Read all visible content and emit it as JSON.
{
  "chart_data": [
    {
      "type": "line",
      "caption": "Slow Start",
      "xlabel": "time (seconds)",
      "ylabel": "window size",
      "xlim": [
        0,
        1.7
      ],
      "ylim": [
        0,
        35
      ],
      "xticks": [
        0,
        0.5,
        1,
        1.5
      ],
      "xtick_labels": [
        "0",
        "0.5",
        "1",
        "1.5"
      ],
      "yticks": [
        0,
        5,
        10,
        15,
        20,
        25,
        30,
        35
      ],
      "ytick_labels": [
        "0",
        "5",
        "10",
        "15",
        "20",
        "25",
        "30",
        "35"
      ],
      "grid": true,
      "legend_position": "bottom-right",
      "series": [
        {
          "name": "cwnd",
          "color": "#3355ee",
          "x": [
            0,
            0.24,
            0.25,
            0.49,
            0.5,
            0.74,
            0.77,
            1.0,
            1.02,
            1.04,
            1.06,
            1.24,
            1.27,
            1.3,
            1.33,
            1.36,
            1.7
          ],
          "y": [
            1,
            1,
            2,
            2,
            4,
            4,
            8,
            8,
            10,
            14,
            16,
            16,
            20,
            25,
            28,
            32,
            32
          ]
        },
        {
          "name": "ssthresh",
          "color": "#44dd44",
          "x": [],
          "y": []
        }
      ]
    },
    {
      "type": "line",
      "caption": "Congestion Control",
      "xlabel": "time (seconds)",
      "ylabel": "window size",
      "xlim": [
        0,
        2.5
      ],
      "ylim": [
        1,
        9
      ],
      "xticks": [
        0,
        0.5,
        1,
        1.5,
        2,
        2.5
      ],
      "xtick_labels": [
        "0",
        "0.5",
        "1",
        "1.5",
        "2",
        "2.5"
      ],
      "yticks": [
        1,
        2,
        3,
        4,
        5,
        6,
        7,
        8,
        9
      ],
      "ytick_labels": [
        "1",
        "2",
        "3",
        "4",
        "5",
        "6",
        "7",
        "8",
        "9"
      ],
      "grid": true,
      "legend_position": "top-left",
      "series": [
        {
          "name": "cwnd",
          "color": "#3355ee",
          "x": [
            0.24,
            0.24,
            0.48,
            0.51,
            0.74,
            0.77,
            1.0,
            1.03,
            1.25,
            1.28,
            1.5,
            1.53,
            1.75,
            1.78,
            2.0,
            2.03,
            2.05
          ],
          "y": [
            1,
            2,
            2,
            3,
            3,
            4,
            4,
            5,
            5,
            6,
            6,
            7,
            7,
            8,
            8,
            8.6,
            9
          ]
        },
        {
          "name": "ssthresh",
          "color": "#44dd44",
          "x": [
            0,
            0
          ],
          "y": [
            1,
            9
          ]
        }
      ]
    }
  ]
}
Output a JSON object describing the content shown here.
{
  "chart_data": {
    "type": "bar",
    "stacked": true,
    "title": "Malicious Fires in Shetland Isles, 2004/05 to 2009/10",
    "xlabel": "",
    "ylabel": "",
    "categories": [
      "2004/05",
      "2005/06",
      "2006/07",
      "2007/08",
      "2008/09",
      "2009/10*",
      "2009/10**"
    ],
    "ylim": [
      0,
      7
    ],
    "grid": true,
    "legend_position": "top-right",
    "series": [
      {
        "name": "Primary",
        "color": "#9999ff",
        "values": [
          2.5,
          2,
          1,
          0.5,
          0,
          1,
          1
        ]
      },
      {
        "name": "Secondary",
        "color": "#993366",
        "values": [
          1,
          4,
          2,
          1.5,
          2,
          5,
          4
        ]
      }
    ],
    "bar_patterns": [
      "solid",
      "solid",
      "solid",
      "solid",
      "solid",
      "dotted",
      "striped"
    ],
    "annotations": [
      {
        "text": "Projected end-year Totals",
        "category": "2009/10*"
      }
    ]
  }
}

----

From the records above, extract every line exactly as it stands.

Read all visible content and emit it as JSON.
{
  "chart_data": [
    {
      "type": "line",
      "caption": "Slow Start",
      "xlabel": "time (seconds)",
      "ylabel": "window size",
      "xlim": [
        0,
        1.7
      ],
      "ylim": [
        0,
        35
      ],
      "xticks": [
        0,
        0.5,
        1,
        1.5
      ],
      "xtick_labels": [
        "0",
        "0.5",
        "1",
        "1.5"
      ],
      "yticks": [
        0,
        5,
        10,
        15,
        20,
        25,
        30,
        35
      ],
      "ytick_labels": [
        "0",
        "5",
        "10",
        "15",
        "20",
        "25",
        "30",
        "35"
      ],
      "grid": true,
      "legend_position": "bottom-right",
      "series": [
        {
          "name": "cwnd",
          "color": "#3355ee",
          "x": [
            0,
            0.24,
            0.25,
            0.49,
            0.5,
            0.74,
            0.77,
            1.0,
            1.02,
            1.04,
            1.06,
            1.24,
            1.27,
            1.3,
            1.33,
            1.36,
            1.7
          ],
          "y": [
            1,
            1,
            2,
            2,
            4,
            4,
            8,
            8,
            10,
            14,
            16,
            16,
            20,
            25,
            28,
            32,
            32
          ]
        },
        {
          "name": "ssthresh",
          "color": "#44dd44",
          "x": [],
          "y": []
        }
      ]
    },
    {
      "type": "line",
      "caption": "Congestion Control",
      "xlabel": "time (seconds)",
      "ylabel": "window size",
      "xlim": [
        0,
        2.5
      ],
      "ylim": [
        1,
        9
      ],
      "xticks": [
        0,
        0.5,
        1,
        1.5,
        2,
        2.5
      ],
      "xtick_labels": [
        "0",
        "0.5",
        "1",
        "1.5",
        "2",
        "2.5"
      ],
      "yticks": [
        1,
        2,
        3,
        4,
        5,
        6,
        7,
        8,
        9
      ],
      "ytick_labels": [
        "1",
        "2",
        "3",
        "4",
        "5",
        "6",
        "7",
        "8",
        "9"
      ],
      "grid": true,
      "legend_position": "top-left",
      "series": [
        {
          "name": "cwnd",
          "color": "#3355ee",
          "x": [
            0.24,
            0.24,
            0.48,
            0.51,
            0.74,
            0.77,
            1.0,
            1.03,
            1.25,
            1.28,
            1.5,
            1.53,
            1.75,
            1.78,
            2.0,
            2.03,
            2.05
          ],
          "y": [
            1,
            2,
            2,
            3,
            3,
            4,
            4,
            5,
            5,
            6,
            6,
            7,
            7,
            8,
            8,
            8.6,
            9
          ]
        },
        {
          "name": "ssthresh",
          "color": "#44dd44",
          "x": [
            0,
            0
          ],
          "y": [
            1,
            9
          ]
        }
      ]
    }
  ]
}
Output a JSON object describing the content shown here.
{
  "chart_data": {
    "type": "bar",
    "stacked": true,
    "title": "Malicious Fires in Shetland Isles, 2004/05 to 2009/10",
    "xlabel": "",
    "ylabel": "",
    "categories": [
      "2004/05",
      "2005/06",
      "2006/07",
      "2007/08",
      "2008/09",
      "2009/10*",
      "2009/10**"
    ],
    "ylim": [
      0,
      7
    ],
    "grid": true,
    "legend_position": "top-right",
    "series": [
      {
        "name": "Primary",
        "color": "#9999ff",
        "values": [
          2.5,
          2,
          1,
          0.5,
          0,
          1,
          1
        ]
      },
      {
        "name": "Secondary",
        "color": "#993366",
        "values": [
          1,
          4,
          2,
          1.5,
          2,
          5,
          4
        ]
      }
    ],
    "bar_patterns": [
      "solid",
      "solid",
      "solid",
      "solid",
      "solid",
      "dotted",
      "striped"
    ],
    "annotations": [
      {
        "text": "Projected end-year Totals",
        "category": "2009/10*"
      }
    ]
  }
}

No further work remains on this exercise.